Records that describe figures:
--- BEGIN ---

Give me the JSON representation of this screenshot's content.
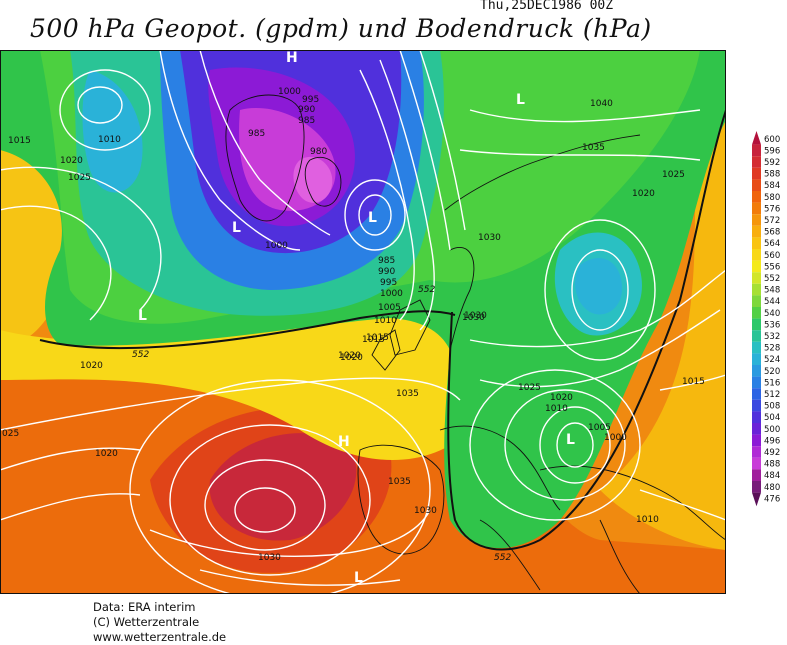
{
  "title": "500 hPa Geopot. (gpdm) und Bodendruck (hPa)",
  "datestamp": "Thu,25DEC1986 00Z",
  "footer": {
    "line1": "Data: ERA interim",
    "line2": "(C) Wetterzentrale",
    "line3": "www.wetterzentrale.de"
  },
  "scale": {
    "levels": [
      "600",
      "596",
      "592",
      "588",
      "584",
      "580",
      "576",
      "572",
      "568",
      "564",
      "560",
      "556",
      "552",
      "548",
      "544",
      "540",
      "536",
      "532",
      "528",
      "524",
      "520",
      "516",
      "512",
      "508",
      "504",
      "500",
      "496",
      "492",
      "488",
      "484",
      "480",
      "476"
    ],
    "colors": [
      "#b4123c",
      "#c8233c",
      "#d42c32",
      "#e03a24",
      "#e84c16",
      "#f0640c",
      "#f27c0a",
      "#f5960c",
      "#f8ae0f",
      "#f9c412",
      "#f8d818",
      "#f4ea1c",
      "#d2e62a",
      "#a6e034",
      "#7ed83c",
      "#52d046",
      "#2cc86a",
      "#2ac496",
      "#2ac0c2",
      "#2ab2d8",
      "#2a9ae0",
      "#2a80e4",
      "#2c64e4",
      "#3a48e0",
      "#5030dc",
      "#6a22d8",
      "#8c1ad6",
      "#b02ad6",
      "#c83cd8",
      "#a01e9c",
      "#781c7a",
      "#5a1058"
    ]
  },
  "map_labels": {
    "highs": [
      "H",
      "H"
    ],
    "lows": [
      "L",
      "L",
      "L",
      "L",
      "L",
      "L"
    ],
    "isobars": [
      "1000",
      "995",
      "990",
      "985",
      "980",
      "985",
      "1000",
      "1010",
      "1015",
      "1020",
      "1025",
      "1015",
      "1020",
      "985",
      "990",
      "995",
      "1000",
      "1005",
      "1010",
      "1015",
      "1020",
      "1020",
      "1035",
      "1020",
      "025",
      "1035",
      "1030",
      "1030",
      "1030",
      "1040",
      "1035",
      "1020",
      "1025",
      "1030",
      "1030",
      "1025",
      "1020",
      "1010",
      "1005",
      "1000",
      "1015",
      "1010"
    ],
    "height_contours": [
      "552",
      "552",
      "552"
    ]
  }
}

--- END ---

What you need to do: Write out all the records again, exactly, minus any pictures.

Response to this exercise:
Give me the JSON representation of this screenshot's content.
{
  "title": "500 hPa Geopot. (gpdm) und Bodendruck (hPa)",
  "datestamp": "Thu,25DEC1986 00Z",
  "footer": {
    "line1": "Data: ERA interim",
    "line2": "(C) Wetterzentrale",
    "line3": "www.wetterzentrale.de"
  },
  "scale": {
    "levels": [
      "600",
      "596",
      "592",
      "588",
      "584",
      "580",
      "576",
      "572",
      "568",
      "564",
      "560",
      "556",
      "552",
      "548",
      "544",
      "540",
      "536",
      "532",
      "528",
      "524",
      "520",
      "516",
      "512",
      "508",
      "504",
      "500",
      "496",
      "492",
      "488",
      "484",
      "480",
      "476"
    ],
    "colors": [
      "#b4123c",
      "#c8233c",
      "#d42c32",
      "#e03a24",
      "#e84c16",
      "#f0640c",
      "#f27c0a",
      "#f5960c",
      "#f8ae0f",
      "#f9c412",
      "#f8d818",
      "#f4ea1c",
      "#d2e62a",
      "#a6e034",
      "#7ed83c",
      "#52d046",
      "#2cc86a",
      "#2ac496",
      "#2ac0c2",
      "#2ab2d8",
      "#2a9ae0",
      "#2a80e4",
      "#2c64e4",
      "#3a48e0",
      "#5030dc",
      "#6a22d8",
      "#8c1ad6",
      "#b02ad6",
      "#c83cd8",
      "#a01e9c",
      "#781c7a",
      "#5a1058"
    ]
  },
  "map_labels": {
    "highs": [
      "H",
      "H"
    ],
    "lows": [
      "L",
      "L",
      "L",
      "L",
      "L",
      "L"
    ],
    "isobars": [
      "1000",
      "995",
      "990",
      "985",
      "980",
      "985",
      "1000",
      "1010",
      "1015",
      "1020",
      "1025",
      "1015",
      "1020",
      "985",
      "990",
      "995",
      "1000",
      "1005",
      "1010",
      "1015",
      "1020",
      "1020",
      "1035",
      "1020",
      "025",
      "1035",
      "1030",
      "1030",
      "1030",
      "1040",
      "1035",
      "1020",
      "1025",
      "1030",
      "1030",
      "1025",
      "1020",
      "1010",
      "1005",
      "1000",
      "1015",
      "1010"
    ],
    "height_contours": [
      "552",
      "552",
      "552"
    ]
  }
}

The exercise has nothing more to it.